What is the number of lines in the entries that include the word "دانشگاه"? Respond with the number only.

***** Record set

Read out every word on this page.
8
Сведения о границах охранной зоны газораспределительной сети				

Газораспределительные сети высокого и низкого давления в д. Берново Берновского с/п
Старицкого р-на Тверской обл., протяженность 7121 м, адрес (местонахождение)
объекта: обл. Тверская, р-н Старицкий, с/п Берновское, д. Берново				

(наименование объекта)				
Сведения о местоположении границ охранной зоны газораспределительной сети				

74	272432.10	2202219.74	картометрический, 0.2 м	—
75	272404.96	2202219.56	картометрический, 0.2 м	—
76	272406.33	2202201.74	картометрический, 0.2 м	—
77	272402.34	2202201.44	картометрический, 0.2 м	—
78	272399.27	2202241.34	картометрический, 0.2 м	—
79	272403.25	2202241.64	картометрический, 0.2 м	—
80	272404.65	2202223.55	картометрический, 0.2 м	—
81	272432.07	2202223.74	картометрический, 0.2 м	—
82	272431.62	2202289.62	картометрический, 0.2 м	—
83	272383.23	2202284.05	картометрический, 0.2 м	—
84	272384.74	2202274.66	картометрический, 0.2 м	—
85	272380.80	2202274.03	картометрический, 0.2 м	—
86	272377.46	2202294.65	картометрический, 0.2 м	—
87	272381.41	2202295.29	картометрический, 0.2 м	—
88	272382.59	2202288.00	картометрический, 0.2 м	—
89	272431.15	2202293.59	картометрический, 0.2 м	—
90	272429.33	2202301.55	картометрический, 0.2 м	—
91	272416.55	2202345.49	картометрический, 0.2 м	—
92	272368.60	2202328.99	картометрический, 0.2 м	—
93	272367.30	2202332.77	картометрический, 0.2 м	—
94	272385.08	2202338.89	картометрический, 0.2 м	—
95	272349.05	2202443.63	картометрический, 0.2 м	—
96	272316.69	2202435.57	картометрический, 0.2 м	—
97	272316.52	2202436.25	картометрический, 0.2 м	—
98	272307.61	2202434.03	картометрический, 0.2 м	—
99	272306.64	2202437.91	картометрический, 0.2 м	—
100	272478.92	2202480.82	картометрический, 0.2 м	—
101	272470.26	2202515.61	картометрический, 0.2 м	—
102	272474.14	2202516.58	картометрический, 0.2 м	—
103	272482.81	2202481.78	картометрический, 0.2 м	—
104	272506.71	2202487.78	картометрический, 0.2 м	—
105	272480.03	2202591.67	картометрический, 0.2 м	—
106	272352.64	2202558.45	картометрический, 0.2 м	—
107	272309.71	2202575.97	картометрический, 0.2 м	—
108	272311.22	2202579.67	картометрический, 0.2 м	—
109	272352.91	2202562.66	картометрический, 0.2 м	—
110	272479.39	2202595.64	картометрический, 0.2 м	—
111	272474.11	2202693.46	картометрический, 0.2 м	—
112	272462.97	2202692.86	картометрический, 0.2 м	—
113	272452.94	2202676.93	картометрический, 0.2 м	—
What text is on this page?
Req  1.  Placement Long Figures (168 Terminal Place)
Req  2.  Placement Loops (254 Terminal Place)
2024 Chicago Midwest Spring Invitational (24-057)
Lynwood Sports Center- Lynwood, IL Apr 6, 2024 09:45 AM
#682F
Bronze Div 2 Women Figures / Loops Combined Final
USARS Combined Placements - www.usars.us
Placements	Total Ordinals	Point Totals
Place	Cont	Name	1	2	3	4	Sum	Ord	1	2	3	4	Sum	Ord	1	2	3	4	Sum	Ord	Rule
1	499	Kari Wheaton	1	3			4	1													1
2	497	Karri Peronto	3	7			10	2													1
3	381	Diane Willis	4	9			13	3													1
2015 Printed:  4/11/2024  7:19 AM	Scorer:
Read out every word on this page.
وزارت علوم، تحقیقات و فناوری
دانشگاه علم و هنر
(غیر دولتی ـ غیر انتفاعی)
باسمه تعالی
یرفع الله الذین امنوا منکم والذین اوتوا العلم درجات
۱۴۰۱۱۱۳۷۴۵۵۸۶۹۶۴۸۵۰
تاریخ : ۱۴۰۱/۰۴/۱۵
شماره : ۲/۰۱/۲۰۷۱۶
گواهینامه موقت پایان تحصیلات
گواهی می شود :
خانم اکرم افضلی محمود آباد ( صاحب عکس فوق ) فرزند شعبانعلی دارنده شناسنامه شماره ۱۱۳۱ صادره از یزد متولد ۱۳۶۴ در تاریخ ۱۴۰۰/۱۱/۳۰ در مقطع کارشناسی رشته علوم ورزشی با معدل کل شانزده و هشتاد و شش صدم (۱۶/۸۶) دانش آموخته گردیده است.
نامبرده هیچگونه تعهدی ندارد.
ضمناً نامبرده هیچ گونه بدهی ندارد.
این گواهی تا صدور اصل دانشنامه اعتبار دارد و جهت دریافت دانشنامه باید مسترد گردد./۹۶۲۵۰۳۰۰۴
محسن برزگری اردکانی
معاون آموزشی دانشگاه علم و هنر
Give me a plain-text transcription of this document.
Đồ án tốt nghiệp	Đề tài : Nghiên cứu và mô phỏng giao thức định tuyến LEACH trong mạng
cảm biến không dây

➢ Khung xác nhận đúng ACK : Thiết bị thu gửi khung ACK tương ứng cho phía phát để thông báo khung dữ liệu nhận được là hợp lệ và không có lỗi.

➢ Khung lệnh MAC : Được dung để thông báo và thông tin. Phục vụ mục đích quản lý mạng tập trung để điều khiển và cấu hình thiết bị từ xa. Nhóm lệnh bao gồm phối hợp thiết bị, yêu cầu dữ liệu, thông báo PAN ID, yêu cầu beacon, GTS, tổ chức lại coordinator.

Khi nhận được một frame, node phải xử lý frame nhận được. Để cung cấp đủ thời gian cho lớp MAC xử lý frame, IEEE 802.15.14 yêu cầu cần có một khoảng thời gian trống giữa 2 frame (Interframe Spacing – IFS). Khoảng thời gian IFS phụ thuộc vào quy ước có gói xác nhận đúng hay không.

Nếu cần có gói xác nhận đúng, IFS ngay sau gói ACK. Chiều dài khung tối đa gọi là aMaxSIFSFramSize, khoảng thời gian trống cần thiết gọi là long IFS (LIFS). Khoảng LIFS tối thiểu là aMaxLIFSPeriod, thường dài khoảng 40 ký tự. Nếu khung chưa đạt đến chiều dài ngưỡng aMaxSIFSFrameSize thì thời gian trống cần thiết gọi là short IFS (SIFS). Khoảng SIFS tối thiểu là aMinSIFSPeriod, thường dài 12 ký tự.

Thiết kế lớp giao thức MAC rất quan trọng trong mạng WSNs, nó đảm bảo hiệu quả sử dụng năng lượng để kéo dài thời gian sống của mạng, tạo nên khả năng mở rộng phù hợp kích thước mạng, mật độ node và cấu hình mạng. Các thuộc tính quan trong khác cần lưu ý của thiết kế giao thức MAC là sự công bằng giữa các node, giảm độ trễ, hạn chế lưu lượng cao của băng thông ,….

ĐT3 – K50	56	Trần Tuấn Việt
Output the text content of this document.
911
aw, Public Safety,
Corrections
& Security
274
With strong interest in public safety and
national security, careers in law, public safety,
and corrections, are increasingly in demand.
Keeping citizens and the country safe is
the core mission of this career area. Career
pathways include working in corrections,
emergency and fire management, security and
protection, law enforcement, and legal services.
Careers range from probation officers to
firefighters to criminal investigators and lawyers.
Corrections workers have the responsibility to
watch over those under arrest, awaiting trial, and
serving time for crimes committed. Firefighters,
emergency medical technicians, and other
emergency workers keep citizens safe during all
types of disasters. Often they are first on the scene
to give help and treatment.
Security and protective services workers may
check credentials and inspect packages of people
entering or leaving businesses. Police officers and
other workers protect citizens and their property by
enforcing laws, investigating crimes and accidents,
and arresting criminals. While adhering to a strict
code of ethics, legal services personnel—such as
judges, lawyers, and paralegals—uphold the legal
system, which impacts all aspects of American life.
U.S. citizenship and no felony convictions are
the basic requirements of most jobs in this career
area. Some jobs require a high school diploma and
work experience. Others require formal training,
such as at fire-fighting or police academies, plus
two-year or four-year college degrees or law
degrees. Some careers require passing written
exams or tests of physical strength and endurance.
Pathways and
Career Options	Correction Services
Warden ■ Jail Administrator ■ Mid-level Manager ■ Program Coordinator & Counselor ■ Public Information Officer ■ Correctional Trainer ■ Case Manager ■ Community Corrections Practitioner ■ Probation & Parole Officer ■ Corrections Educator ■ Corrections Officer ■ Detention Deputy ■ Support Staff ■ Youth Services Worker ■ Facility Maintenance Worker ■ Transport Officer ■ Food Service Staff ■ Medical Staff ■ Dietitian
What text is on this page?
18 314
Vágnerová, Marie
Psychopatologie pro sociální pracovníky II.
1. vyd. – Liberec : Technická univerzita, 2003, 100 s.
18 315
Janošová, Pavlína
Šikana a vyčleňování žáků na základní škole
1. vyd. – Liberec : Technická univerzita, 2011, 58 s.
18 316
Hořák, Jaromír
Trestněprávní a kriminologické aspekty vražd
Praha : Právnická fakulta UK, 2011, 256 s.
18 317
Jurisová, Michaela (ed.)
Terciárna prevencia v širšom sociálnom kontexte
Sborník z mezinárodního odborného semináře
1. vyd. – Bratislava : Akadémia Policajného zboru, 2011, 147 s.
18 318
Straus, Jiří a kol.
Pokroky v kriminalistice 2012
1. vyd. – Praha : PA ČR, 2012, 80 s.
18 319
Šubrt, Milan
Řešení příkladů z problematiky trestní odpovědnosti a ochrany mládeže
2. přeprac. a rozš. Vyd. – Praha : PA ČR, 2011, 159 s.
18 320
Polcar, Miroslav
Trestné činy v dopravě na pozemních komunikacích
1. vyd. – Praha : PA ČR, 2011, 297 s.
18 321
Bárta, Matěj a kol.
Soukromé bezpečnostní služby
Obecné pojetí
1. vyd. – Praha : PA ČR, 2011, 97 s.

**********

* Result:
2